Dataset rows about figures
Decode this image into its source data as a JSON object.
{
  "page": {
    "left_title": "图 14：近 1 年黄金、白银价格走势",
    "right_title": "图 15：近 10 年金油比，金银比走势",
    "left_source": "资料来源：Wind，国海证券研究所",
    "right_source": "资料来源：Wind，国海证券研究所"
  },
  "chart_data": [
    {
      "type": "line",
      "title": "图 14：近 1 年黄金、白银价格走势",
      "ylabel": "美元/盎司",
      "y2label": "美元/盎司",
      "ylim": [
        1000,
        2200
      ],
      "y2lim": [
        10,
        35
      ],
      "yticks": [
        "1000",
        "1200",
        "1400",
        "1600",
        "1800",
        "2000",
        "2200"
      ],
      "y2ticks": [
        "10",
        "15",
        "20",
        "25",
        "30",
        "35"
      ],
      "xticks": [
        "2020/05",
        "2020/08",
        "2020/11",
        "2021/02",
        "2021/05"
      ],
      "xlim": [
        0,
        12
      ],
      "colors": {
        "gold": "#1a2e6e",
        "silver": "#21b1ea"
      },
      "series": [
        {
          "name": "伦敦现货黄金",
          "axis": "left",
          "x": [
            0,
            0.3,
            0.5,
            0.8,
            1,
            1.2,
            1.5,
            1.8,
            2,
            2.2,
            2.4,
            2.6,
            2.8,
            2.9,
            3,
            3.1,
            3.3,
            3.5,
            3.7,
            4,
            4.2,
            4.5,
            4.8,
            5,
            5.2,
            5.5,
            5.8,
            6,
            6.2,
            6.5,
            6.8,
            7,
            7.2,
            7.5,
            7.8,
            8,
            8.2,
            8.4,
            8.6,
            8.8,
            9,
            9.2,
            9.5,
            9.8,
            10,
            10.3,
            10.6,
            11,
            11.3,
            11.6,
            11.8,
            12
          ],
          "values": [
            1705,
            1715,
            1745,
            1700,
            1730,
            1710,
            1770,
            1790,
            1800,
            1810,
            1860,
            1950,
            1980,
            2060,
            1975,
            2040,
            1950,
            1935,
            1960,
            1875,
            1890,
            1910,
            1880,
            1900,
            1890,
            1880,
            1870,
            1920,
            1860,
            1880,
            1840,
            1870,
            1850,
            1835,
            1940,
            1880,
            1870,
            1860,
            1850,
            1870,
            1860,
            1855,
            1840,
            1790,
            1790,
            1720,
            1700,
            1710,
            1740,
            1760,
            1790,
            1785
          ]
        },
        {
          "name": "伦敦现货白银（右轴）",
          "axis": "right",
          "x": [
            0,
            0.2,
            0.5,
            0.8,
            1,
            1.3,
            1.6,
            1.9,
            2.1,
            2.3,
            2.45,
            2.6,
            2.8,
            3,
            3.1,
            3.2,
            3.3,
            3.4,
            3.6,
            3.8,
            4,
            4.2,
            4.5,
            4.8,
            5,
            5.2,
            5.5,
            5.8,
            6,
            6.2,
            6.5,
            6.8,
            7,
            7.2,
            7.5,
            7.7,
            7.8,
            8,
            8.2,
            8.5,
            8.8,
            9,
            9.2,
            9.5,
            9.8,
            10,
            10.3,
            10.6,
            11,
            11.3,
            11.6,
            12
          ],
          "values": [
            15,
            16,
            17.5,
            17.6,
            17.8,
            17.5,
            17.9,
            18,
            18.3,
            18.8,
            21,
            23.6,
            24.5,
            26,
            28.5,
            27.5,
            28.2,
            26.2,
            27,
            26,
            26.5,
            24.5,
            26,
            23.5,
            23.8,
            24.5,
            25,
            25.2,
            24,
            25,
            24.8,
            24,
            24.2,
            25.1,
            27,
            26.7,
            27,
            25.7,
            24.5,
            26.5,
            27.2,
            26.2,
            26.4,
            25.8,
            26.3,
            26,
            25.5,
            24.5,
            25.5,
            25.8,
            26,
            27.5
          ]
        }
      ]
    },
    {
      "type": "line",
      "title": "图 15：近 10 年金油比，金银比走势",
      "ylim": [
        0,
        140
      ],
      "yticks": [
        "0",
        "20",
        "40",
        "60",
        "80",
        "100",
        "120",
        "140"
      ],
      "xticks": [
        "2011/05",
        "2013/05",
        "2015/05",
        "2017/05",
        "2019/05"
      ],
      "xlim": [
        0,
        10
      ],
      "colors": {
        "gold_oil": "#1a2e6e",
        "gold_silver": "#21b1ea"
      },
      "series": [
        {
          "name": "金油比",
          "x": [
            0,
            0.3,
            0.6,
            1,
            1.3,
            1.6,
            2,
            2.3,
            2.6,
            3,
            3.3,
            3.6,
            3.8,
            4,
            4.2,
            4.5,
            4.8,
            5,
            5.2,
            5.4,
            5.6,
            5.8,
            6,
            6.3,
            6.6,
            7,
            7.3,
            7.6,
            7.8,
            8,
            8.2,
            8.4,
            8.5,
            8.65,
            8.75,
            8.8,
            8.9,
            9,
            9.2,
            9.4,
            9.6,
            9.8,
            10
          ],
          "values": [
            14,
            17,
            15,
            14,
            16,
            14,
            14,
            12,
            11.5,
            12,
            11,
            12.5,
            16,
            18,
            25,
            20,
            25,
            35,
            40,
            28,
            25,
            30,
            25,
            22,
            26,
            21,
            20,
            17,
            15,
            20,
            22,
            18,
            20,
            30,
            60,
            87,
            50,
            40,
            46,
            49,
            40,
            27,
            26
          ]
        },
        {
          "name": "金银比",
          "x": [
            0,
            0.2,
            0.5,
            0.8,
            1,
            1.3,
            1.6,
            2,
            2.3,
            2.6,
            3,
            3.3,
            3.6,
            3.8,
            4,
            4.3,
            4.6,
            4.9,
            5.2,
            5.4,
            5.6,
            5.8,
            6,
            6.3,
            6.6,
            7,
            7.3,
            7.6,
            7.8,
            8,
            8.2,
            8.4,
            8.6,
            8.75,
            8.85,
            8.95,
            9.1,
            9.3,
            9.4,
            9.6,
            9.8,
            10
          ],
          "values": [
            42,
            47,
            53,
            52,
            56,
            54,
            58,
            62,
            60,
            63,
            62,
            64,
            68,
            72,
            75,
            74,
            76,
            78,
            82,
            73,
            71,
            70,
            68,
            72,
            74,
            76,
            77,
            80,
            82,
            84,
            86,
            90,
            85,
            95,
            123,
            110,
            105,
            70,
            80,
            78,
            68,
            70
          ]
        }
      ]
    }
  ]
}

What you will do ▸
Search the listing for the word "白银价格走势" and return each line that holds it.

Final result ▸
    "left_title": "图 14：近 1 年黄金、白银价格走势",
      "title": "图 14：近 1 年黄金、白银价格走势",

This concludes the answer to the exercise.